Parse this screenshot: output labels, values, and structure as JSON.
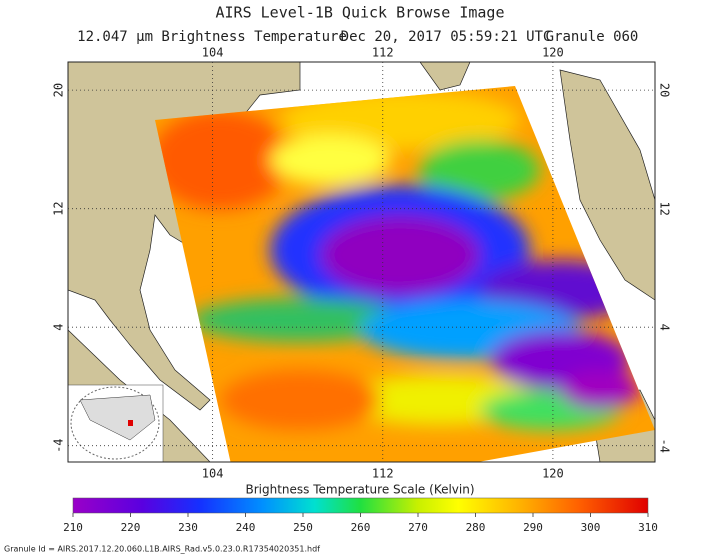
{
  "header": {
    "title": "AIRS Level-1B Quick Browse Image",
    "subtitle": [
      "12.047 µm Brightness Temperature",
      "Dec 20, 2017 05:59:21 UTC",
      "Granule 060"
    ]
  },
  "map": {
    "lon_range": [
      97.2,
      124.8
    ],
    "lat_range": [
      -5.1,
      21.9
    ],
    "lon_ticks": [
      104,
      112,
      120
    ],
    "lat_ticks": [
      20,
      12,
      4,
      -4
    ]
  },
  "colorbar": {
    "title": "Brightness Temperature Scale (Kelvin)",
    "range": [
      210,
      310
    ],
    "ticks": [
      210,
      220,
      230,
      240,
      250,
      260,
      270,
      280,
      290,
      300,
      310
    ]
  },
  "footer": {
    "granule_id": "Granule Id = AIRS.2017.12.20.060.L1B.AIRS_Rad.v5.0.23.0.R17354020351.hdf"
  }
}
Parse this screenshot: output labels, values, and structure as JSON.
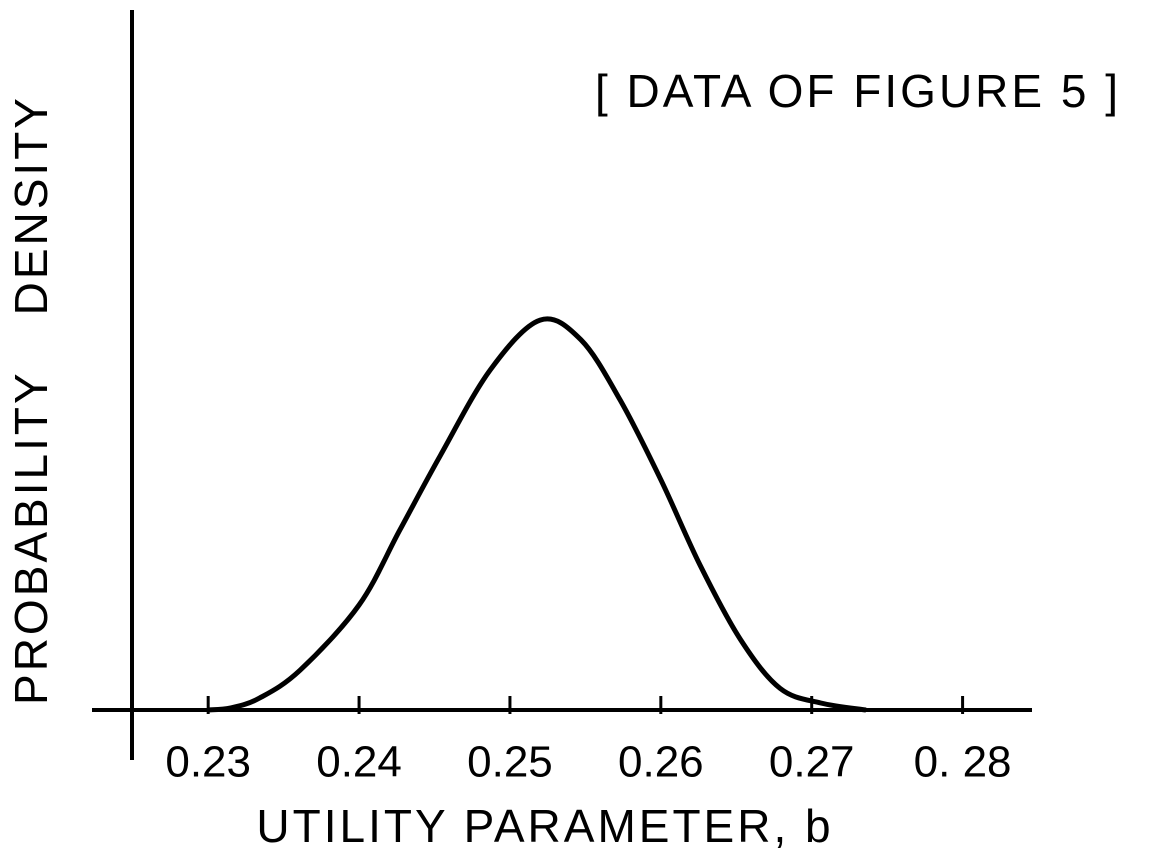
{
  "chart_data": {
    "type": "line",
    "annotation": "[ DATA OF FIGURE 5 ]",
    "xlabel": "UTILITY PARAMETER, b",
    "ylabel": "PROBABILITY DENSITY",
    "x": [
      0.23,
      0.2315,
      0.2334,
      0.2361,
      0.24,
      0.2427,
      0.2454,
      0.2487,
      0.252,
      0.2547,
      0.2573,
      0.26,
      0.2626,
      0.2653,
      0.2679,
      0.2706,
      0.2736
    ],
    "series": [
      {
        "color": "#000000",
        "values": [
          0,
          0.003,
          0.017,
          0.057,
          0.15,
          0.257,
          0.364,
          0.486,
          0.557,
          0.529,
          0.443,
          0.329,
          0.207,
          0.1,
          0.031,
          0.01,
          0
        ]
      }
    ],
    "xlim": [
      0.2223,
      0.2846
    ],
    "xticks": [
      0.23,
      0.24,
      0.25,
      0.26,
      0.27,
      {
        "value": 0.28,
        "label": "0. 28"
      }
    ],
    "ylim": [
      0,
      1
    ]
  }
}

· · · · ·

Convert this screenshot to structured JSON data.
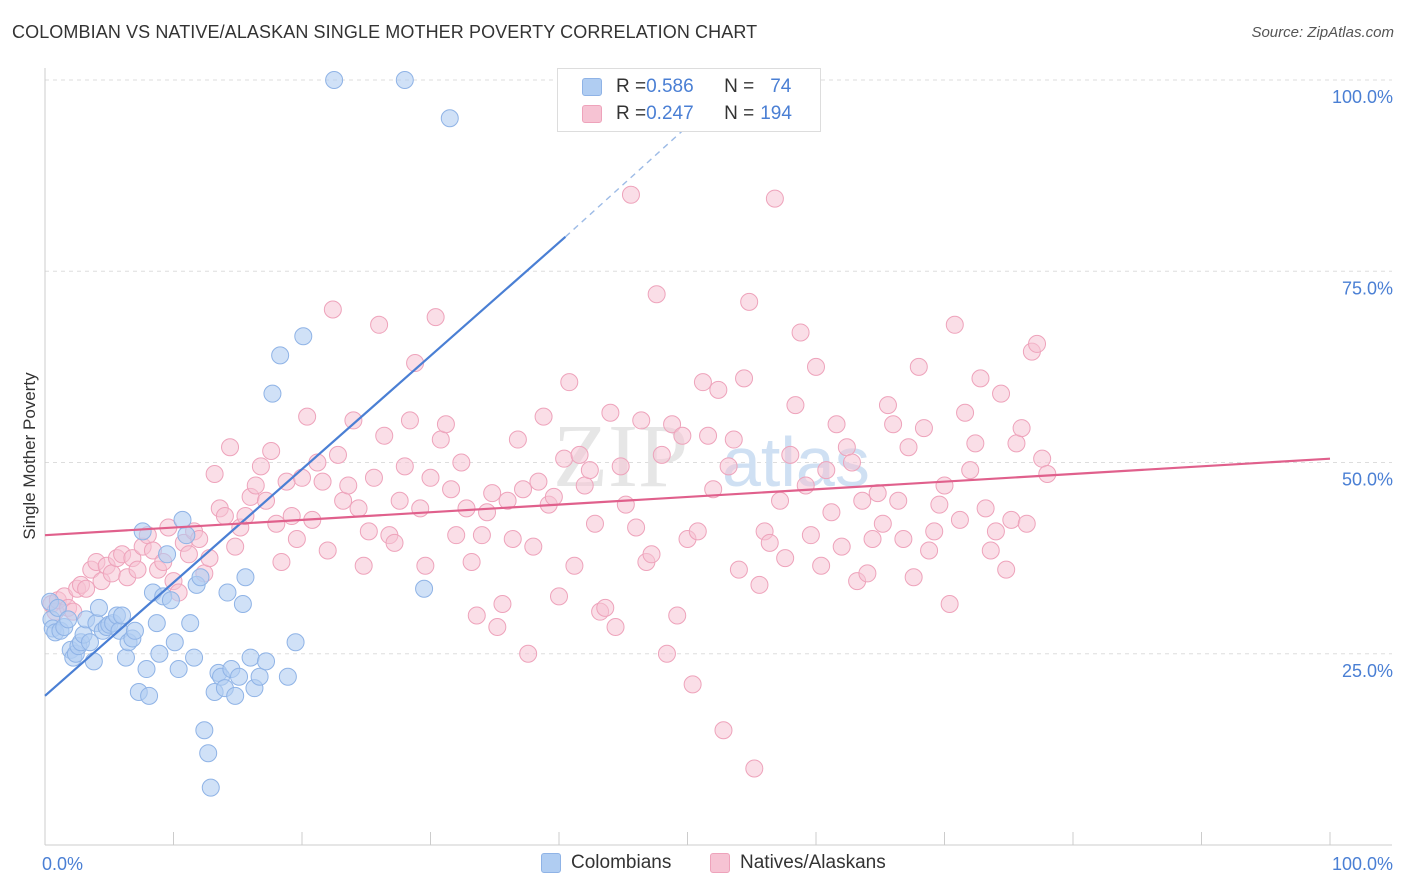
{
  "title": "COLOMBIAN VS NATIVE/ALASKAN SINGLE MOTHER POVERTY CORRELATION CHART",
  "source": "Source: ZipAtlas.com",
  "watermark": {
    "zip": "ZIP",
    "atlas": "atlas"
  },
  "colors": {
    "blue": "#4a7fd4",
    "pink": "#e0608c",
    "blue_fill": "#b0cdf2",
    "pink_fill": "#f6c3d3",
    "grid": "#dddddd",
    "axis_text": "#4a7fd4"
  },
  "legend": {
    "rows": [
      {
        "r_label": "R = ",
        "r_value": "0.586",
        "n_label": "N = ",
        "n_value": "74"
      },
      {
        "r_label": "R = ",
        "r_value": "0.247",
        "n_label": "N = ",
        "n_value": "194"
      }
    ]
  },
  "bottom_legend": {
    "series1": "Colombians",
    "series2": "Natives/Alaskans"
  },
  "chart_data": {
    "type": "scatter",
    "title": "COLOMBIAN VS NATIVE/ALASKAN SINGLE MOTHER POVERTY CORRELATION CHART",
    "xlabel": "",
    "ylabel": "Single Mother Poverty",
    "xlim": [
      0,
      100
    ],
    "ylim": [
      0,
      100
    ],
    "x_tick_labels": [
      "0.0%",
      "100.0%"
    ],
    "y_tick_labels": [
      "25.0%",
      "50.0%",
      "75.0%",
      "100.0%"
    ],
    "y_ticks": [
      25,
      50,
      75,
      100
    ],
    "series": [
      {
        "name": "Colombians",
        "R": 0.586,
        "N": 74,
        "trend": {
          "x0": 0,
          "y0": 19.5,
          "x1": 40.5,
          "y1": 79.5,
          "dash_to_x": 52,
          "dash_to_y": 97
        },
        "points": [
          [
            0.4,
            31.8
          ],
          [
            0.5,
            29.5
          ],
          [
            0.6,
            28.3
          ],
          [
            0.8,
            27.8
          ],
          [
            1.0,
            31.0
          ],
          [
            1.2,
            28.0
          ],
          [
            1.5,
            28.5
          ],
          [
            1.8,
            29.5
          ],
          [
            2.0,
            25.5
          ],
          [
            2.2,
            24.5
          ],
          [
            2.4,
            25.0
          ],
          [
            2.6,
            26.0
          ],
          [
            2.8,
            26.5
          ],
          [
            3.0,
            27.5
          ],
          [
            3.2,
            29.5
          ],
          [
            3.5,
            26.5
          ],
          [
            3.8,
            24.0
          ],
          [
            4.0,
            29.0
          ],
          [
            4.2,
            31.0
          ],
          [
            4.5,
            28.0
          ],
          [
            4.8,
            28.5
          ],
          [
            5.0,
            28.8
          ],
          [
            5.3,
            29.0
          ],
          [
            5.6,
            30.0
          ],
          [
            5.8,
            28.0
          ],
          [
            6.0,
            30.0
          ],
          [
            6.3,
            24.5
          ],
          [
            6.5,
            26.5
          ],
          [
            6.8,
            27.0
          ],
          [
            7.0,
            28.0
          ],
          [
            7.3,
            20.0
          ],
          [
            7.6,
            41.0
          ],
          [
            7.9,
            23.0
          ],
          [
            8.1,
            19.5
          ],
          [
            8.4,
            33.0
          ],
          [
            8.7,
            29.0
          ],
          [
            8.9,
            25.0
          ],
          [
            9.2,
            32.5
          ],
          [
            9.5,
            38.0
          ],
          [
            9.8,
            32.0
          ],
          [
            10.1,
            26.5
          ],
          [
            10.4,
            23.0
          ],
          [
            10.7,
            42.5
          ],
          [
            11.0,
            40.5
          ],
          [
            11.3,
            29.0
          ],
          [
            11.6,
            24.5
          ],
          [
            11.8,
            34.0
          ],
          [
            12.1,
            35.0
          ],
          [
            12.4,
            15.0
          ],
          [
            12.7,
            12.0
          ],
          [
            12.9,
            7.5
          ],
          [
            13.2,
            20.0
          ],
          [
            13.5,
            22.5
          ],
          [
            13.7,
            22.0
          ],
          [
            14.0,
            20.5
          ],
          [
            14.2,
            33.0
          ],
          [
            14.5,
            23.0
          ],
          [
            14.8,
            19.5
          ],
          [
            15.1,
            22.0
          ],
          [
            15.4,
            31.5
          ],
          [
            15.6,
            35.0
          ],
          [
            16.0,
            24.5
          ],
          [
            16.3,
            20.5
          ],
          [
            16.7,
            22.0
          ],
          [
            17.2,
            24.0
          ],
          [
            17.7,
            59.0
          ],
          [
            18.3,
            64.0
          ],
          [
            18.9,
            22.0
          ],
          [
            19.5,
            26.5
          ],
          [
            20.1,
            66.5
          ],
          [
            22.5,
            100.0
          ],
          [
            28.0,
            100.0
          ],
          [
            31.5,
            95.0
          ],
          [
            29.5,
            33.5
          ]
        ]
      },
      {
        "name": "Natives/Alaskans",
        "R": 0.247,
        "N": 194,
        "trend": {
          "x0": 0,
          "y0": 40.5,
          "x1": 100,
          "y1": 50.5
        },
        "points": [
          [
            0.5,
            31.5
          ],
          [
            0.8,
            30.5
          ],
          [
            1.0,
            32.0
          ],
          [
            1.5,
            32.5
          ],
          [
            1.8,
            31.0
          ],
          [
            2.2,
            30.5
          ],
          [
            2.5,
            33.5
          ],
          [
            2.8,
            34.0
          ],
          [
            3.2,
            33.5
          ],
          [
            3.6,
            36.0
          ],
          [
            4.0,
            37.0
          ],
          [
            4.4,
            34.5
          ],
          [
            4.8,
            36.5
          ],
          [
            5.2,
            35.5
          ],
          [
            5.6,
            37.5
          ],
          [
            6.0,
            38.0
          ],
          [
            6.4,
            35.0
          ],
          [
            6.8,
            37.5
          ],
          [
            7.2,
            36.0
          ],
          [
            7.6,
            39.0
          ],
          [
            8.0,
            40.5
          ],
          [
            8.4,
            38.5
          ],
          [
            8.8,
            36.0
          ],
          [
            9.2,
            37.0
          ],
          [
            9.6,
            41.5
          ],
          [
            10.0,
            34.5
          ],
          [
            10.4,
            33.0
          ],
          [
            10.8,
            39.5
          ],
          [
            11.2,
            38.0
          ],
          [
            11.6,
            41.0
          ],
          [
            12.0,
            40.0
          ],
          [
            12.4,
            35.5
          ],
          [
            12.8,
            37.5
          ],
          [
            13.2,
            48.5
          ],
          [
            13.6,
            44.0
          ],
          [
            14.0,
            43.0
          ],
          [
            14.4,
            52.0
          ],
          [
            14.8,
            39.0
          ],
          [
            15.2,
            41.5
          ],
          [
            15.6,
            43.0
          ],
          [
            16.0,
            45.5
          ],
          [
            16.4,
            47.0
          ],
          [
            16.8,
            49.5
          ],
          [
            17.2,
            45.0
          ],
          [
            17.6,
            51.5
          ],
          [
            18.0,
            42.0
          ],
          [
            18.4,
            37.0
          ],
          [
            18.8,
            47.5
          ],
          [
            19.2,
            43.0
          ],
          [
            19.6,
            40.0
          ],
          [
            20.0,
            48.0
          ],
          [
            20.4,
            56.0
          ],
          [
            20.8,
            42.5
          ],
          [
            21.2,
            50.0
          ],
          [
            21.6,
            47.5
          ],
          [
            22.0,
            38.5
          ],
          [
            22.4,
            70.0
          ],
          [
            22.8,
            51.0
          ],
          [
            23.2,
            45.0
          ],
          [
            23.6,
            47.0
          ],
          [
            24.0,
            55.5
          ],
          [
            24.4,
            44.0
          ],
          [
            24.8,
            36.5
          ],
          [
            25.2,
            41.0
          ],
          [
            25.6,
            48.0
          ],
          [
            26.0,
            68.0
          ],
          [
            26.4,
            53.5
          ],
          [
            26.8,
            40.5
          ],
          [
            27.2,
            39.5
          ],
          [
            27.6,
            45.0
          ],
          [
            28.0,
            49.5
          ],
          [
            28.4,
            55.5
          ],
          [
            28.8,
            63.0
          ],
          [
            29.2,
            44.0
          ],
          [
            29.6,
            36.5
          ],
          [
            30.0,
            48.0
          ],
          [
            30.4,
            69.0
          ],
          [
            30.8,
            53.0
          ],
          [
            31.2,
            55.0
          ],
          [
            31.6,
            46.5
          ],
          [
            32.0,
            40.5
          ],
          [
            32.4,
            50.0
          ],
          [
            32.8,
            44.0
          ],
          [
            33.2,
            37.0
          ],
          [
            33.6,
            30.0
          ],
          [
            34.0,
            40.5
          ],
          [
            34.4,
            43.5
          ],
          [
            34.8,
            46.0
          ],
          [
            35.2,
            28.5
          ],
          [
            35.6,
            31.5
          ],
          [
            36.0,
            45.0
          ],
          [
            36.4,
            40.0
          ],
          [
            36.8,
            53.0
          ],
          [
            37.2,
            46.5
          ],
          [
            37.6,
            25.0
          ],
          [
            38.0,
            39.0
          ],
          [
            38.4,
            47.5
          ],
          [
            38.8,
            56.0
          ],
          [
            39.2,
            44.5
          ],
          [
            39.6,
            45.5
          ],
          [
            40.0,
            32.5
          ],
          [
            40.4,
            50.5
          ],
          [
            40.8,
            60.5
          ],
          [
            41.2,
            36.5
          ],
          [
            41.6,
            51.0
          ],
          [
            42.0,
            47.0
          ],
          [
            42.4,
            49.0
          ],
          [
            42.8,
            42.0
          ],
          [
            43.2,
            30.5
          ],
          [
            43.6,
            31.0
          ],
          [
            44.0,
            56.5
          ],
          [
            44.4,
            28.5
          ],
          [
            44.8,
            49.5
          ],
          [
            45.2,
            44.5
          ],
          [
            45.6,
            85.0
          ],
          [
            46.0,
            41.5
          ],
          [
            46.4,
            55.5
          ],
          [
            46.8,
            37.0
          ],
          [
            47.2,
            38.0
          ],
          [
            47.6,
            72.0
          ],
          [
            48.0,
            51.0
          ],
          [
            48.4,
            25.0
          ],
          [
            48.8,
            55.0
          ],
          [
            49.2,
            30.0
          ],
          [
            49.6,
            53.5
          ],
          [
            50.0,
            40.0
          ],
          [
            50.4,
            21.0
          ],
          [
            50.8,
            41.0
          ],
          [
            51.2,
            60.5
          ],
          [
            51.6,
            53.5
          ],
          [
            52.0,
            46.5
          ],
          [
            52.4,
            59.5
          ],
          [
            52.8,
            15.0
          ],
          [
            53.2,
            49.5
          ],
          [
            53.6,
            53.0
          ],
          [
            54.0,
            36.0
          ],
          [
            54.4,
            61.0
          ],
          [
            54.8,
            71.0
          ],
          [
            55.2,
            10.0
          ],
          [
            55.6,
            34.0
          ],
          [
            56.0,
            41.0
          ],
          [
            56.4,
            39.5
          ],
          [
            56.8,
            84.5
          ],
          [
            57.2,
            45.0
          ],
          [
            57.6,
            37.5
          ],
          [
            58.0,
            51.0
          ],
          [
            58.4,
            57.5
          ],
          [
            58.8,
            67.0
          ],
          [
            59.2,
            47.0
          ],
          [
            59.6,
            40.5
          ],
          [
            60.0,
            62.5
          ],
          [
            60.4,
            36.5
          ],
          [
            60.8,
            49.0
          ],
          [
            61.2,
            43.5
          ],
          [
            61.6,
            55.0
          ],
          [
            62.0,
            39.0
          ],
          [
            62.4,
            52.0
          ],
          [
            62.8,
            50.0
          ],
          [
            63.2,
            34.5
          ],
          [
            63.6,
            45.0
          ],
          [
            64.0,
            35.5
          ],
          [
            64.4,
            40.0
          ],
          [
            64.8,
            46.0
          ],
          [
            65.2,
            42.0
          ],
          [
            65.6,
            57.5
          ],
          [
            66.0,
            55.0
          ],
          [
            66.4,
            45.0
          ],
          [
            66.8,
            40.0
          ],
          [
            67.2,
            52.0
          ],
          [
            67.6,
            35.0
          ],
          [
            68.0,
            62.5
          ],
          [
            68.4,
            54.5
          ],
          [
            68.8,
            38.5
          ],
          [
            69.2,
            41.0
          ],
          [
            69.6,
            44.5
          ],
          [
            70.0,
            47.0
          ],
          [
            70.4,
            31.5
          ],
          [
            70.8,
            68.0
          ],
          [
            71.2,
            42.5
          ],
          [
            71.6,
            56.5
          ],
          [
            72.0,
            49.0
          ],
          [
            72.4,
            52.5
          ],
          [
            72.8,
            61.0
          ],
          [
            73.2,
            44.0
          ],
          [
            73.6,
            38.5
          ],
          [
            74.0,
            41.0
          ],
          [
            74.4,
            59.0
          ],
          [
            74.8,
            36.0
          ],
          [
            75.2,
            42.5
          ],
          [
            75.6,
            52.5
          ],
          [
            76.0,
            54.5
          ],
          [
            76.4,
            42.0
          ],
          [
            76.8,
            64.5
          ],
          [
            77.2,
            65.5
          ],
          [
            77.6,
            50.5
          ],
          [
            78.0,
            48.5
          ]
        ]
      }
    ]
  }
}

· · · · ·

Using the material above, work out how many lines contain the string "Colombians". Give that number alone.

2